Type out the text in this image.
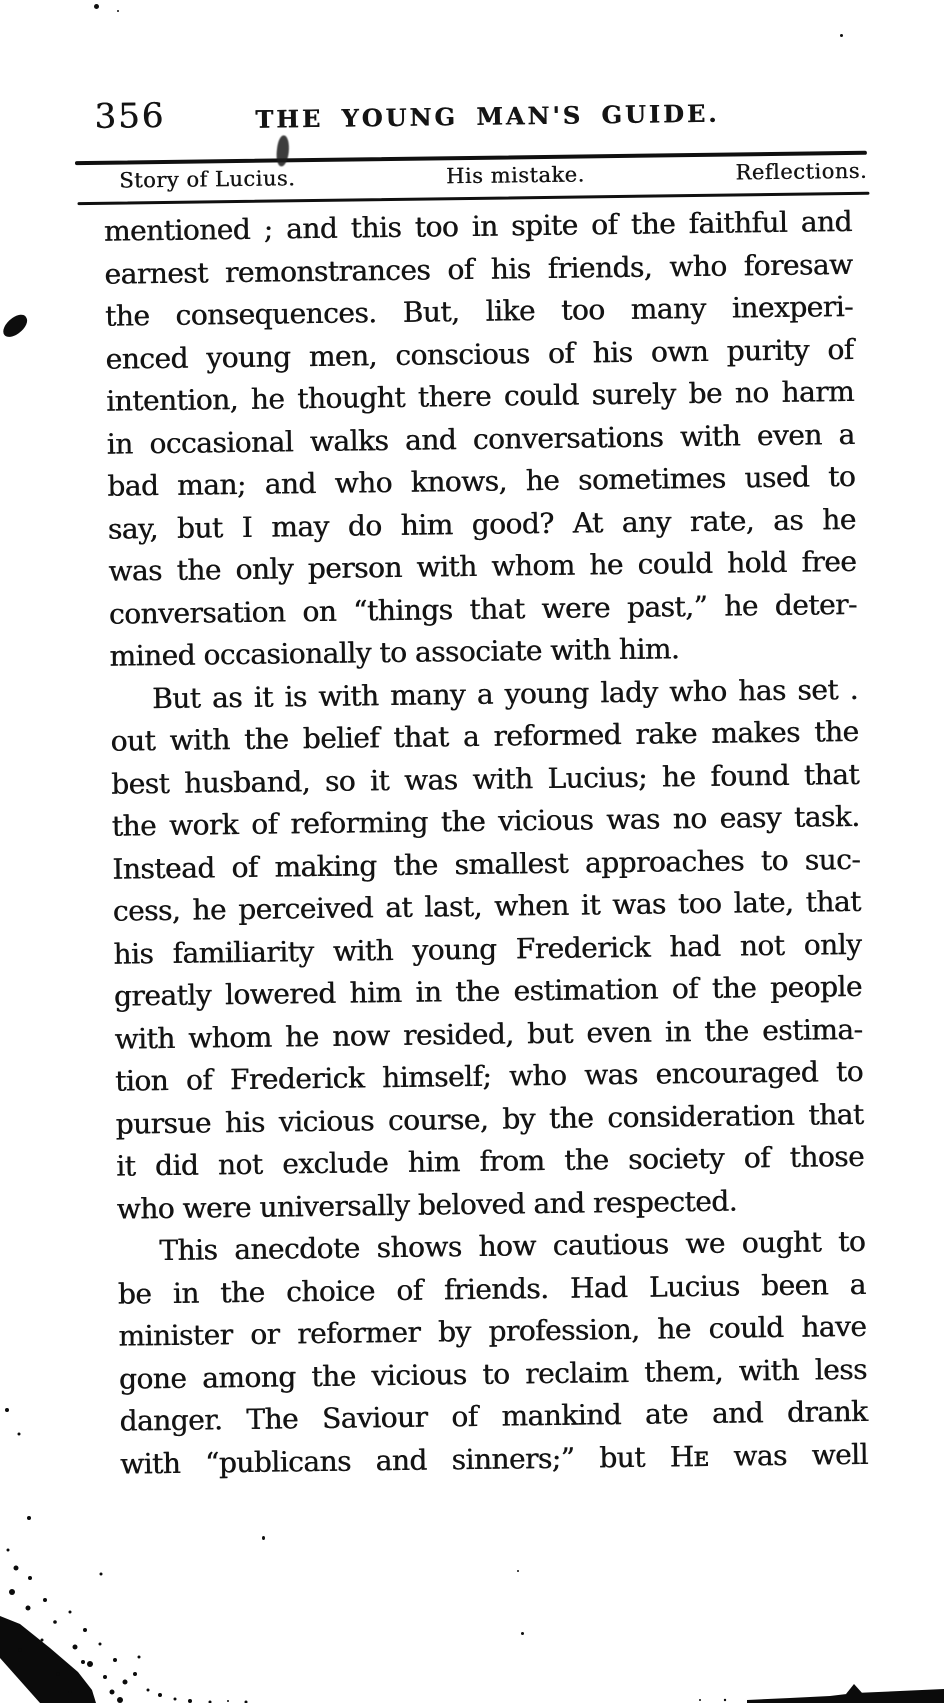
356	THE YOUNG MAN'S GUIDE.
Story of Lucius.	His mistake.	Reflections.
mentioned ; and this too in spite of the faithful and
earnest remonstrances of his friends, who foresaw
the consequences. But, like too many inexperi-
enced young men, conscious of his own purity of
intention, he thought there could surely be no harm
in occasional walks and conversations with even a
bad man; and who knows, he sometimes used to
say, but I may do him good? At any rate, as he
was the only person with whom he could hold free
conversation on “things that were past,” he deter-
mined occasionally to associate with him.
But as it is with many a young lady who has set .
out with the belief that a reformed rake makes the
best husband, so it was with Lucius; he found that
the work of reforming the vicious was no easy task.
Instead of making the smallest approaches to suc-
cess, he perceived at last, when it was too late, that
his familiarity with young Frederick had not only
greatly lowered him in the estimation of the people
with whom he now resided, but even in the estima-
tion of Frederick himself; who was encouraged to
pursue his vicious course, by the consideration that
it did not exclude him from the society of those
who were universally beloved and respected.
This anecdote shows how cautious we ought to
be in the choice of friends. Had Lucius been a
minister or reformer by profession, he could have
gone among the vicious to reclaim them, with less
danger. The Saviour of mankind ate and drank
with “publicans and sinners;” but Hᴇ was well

* * *

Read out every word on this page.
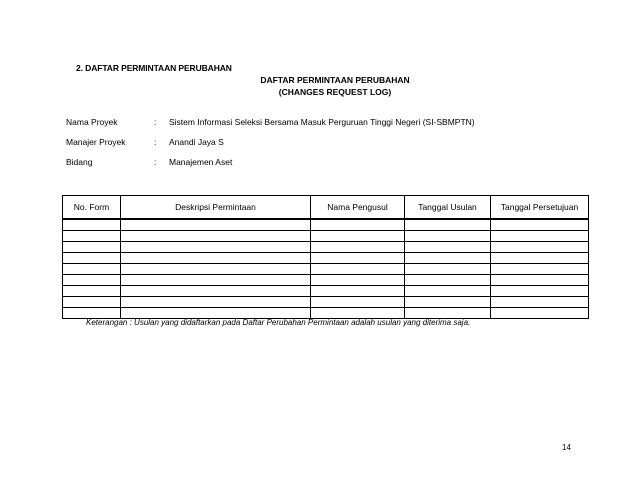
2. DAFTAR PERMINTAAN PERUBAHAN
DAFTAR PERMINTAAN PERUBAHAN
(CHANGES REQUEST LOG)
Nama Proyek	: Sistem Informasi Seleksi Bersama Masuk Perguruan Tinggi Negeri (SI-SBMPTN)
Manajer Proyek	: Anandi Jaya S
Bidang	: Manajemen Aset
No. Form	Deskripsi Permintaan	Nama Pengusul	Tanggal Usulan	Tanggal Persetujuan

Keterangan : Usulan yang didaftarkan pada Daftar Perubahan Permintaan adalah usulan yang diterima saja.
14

### WRITTEN INSTRUCTION
Scan the lines above for "whom", then copy every one that has it.

### ANSWER FOR THIS EXERCISE
was the only person with whom he could hold free
with whom he now resided, but even in the estima-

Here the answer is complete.